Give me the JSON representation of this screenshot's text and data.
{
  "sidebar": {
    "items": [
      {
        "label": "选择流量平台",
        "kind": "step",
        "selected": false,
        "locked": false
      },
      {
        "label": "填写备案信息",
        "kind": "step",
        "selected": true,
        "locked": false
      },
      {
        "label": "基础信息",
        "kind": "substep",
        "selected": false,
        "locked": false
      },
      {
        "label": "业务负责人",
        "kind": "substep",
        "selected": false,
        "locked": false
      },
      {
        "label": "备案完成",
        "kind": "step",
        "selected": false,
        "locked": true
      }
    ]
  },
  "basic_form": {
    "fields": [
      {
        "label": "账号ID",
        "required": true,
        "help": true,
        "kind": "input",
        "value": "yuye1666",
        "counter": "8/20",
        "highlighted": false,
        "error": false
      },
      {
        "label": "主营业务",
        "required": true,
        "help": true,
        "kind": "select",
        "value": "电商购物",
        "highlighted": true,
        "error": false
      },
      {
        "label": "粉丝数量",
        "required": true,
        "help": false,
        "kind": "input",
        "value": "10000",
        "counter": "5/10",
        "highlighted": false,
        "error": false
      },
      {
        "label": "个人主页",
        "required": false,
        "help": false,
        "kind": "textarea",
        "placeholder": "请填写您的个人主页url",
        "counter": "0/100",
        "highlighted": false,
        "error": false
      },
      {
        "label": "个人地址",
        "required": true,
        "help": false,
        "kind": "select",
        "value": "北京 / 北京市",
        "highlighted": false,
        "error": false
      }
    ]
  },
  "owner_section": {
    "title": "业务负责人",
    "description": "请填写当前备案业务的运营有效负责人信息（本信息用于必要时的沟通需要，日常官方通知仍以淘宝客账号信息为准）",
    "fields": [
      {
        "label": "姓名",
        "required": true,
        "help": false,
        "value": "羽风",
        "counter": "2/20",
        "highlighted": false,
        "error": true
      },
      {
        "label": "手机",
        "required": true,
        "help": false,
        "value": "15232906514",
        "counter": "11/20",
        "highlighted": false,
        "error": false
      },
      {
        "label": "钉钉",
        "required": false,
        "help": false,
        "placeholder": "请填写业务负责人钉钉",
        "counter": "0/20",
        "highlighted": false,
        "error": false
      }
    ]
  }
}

▸ **The problem**:
Take the entries above and transcribe them in full.

▸ **Response to this exercise**:
Give me the JSON representation of this screenshot's text and data.
{
  "sidebar": {
    "items": [
      {
        "label": "选择流量平台",
        "kind": "step",
        "selected": false,
        "locked": false
      },
      {
        "label": "填写备案信息",
        "kind": "step",
        "selected": true,
        "locked": false
      },
      {
        "label": "基础信息",
        "kind": "substep",
        "selected": false,
        "locked": false
      },
      {
        "label": "业务负责人",
        "kind": "substep",
        "selected": false,
        "locked": false
      },
      {
        "label": "备案完成",
        "kind": "step",
        "selected": false,
        "locked": true
      }
    ]
  },
  "basic_form": {
    "fields": [
      {
        "label": "账号ID",
        "required": true,
        "help": true,
        "kind": "input",
        "value": "yuye1666",
        "counter": "8/20",
        "highlighted": false,
        "error": false
      },
      {
        "label": "主营业务",
        "required": true,
        "help": true,
        "kind": "select",
        "value": "电商购物",
        "highlighted": true,
        "error": false
      },
      {
        "label": "粉丝数量",
        "required": true,
        "help": false,
        "kind": "input",
        "value": "10000",
        "counter": "5/10",
        "highlighted": false,
        "error": false
      },
      {
        "label": "个人主页",
        "required": false,
        "help": false,
        "kind": "textarea",
        "placeholder": "请填写您的个人主页url",
        "counter": "0/100",
        "highlighted": false,
        "error": false
      },
      {
        "label": "个人地址",
        "required": true,
        "help": false,
        "kind": "select",
        "value": "北京 / 北京市",
        "highlighted": false,
        "error": false
      }
    ]
  },
  "owner_section": {
    "title": "业务负责人",
    "description": "请填写当前备案业务的运营有效负责人信息（本信息用于必要时的沟通需要，日常官方通知仍以淘宝客账号信息为准）",
    "fields": [
      {
        "label": "姓名",
        "required": true,
        "help": false,
        "value": "羽风",
        "counter": "2/20",
        "highlighted": false,
        "error": true
      },
      {
        "label": "手机",
        "required": true,
        "help": false,
        "value": "15232906514",
        "counter": "11/20",
        "highlighted": false,
        "error": false
      },
      {
        "label": "钉钉",
        "required": false,
        "help": false,
        "placeholder": "请填写业务负责人钉钉",
        "counter": "0/20",
        "highlighted": false,
        "error": false
      }
    ]
  }
}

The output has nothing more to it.